### Task requirements:
Among the lines below, list those containing the string "this".

### Excerpted data:
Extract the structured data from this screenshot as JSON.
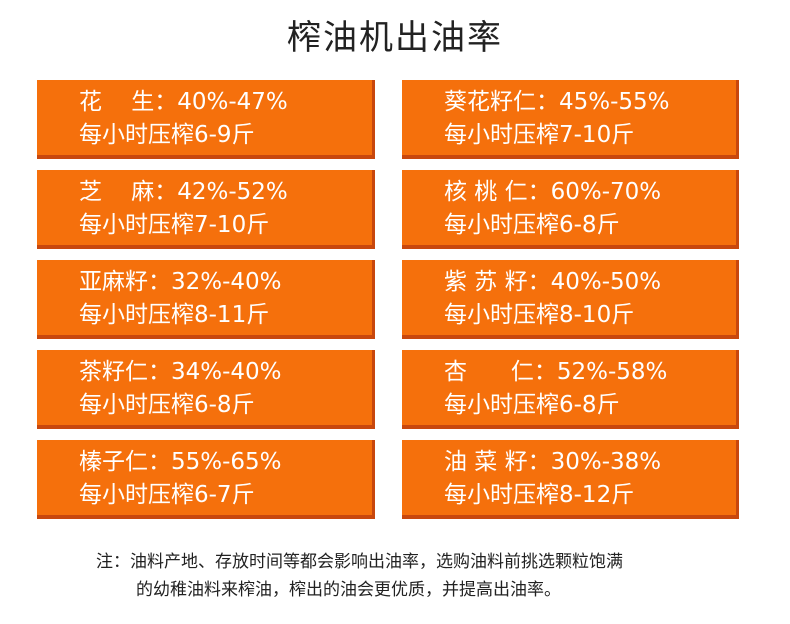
{
  "title": "榨油机出油率",
  "items": [
    {
      "name": "花    生",
      "rate": "：40%-47%",
      "yield": "每小时压榨6-9斤"
    },
    {
      "name": "葵花籽仁",
      "rate": "：45%-55%",
      "yield": "每小时压榨7-10斤"
    },
    {
      "name": "芝    麻",
      "rate": "：42%-52%",
      "yield": "每小时压榨7-10斤"
    },
    {
      "name": "核 桃 仁",
      "rate": "：60%-70%",
      "yield": "每小时压榨6-8斤"
    },
    {
      "name": "亚麻籽",
      "rate": "：32%-40%",
      "yield": "每小时压榨8-11斤"
    },
    {
      "name": "紫 苏 籽",
      "rate": "：40%-50%",
      "yield": "每小时压榨8-10斤"
    },
    {
      "name": "茶籽仁",
      "rate": "：34%-40%",
      "yield": "每小时压榨6-8斤"
    },
    {
      "name": "杏      仁",
      "rate": "：52%-58%",
      "yield": "每小时压榨6-8斤"
    },
    {
      "name": "榛子仁",
      "rate": "：55%-65%",
      "yield": "每小时压榨6-7斤"
    },
    {
      "name": "油 菜 籽",
      "rate": "：30%-38%",
      "yield": "每小时压榨8-12斤"
    }
  ],
  "note": {
    "line1": "注：油料产地、存放时间等都会影响出油率，选购油料前挑选颗粒饱满",
    "line2": "的幼稚油料来榨油，榨出的油会更优质，并提高出油率。"
  },
  "colors": {
    "card": "#f5700c",
    "card_shadow": "#c8470d",
    "text": "#ffffff"
  }
}
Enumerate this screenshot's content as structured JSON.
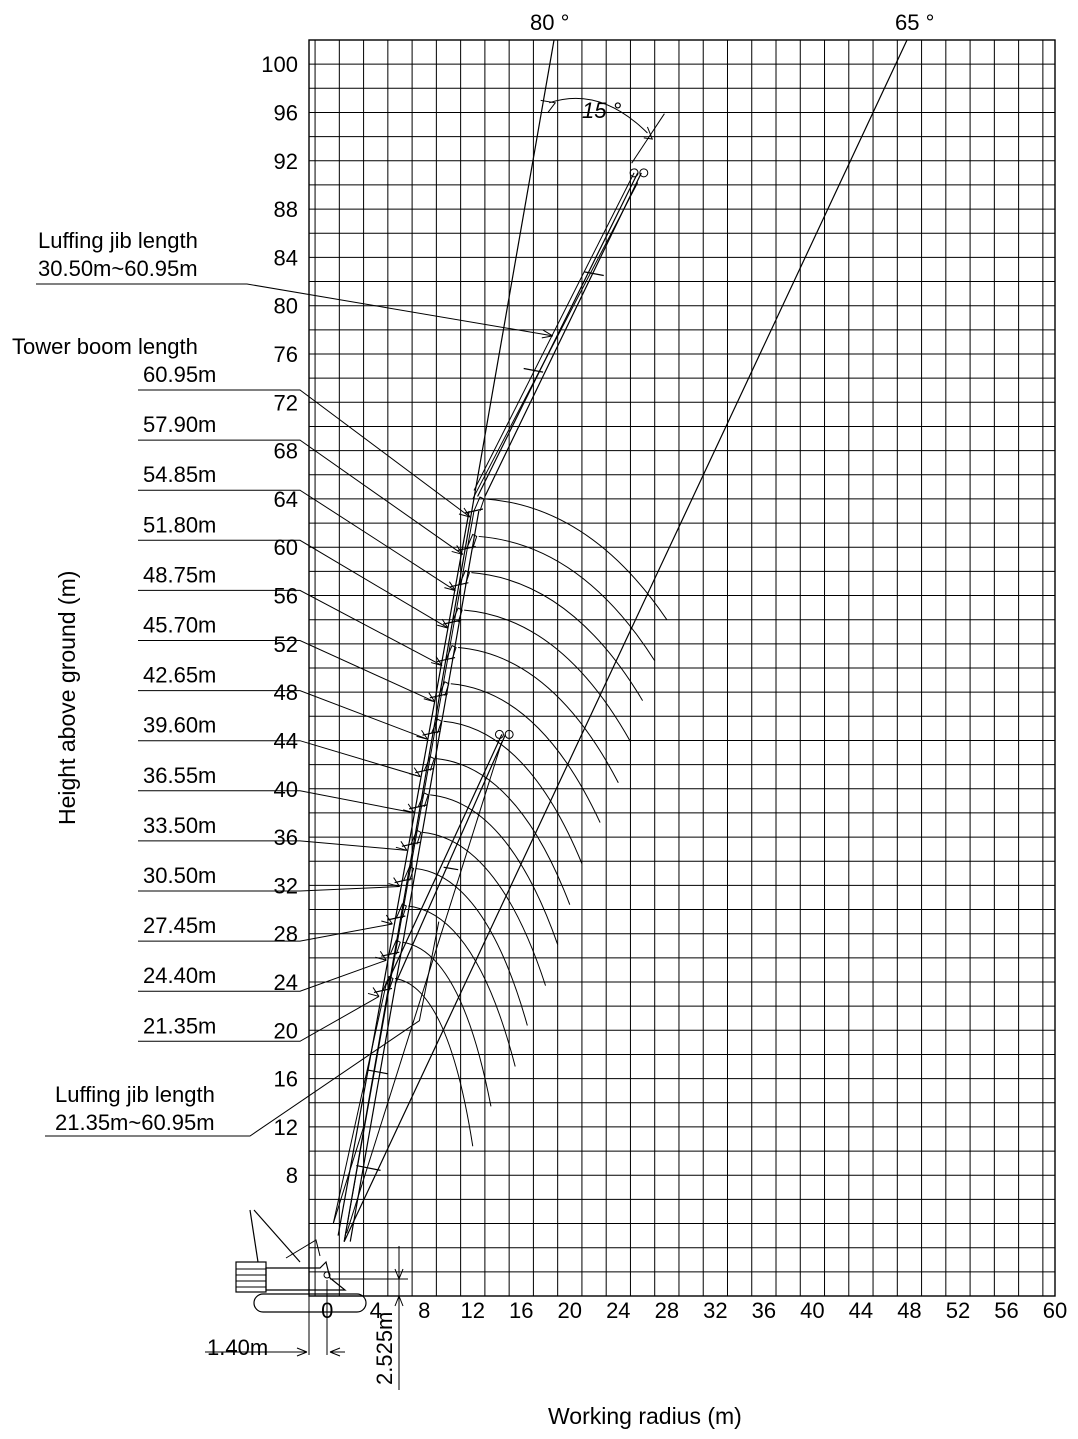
{
  "chart_data": {
    "type": "diagram",
    "xlabel": "Working radius (m)",
    "ylabel": "Height above ground (m)",
    "x_ticks": [
      "0",
      "4",
      "8",
      "12",
      "16",
      "20",
      "24",
      "28",
      "32",
      "36",
      "40",
      "44",
      "48",
      "52",
      "56",
      "60"
    ],
    "y_ticks": [
      "8",
      "12",
      "16",
      "20",
      "24",
      "28",
      "32",
      "36",
      "40",
      "44",
      "48",
      "52",
      "56",
      "60",
      "64",
      "68",
      "72",
      "76",
      "80",
      "84",
      "88",
      "92",
      "96",
      "100"
    ],
    "xlim": [
      -1.5,
      60
    ],
    "ylim": [
      -2,
      102
    ],
    "grid": true,
    "angle_labels": {
      "a80": "80 °",
      "a65": "65 °",
      "a15": "15 °"
    },
    "angle_lines": [
      {
        "label": "80°",
        "from": [
          1.4,
          2.5
        ],
        "to": [
          18.7,
          102
        ]
      },
      {
        "label": "65°",
        "from": [
          1.4,
          2.5
        ],
        "to": [
          47.8,
          102
        ]
      }
    ],
    "labels": {
      "luffing_top_line1": "Luffing jib length",
      "luffing_top_line2": "30.50m~60.95m",
      "tower_boom": "Tower boom length",
      "luffing_bottom_line1": "Luffing jib length",
      "luffing_bottom_line2": "21.35m~60.95m",
      "pivot_offset": "1.40m",
      "pivot_height": "2.525m"
    },
    "tower_boom_lengths": [
      {
        "label": "60.95m",
        "tip": [
          12.1,
          63.0
        ]
      },
      {
        "label": "57.90m",
        "tip": [
          11.5,
          59.9
        ]
      },
      {
        "label": "54.85m",
        "tip": [
          10.9,
          56.9
        ]
      },
      {
        "label": "51.80m",
        "tip": [
          10.3,
          53.8
        ]
      },
      {
        "label": "48.75m",
        "tip": [
          9.8,
          50.7
        ]
      },
      {
        "label": "45.70m",
        "tip": [
          9.2,
          47.7
        ]
      },
      {
        "label": "42.65m",
        "tip": [
          8.6,
          44.6
        ]
      },
      {
        "label": "39.60m",
        "tip": [
          8.0,
          41.5
        ]
      },
      {
        "label": "36.55m",
        "tip": [
          7.5,
          38.5
        ]
      },
      {
        "label": "33.50m",
        "tip": [
          6.9,
          35.4
        ]
      },
      {
        "label": "30.50m",
        "tip": [
          6.3,
          32.4
        ]
      },
      {
        "label": "27.45m",
        "tip": [
          5.7,
          29.3
        ]
      },
      {
        "label": "24.40m",
        "tip": [
          5.2,
          26.3
        ]
      },
      {
        "label": "21.35m",
        "tip": [
          4.6,
          23.3
        ]
      }
    ],
    "jib_arcs_end_radius": [
      28,
      27,
      26,
      25,
      24,
      22.5,
      21,
      20,
      19,
      18,
      16.5,
      15.5,
      13.5,
      12
    ]
  }
}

### The response:
Extract the structured data from this screenshot as JSON.
Enumerate this screenshot's content as structured JSON.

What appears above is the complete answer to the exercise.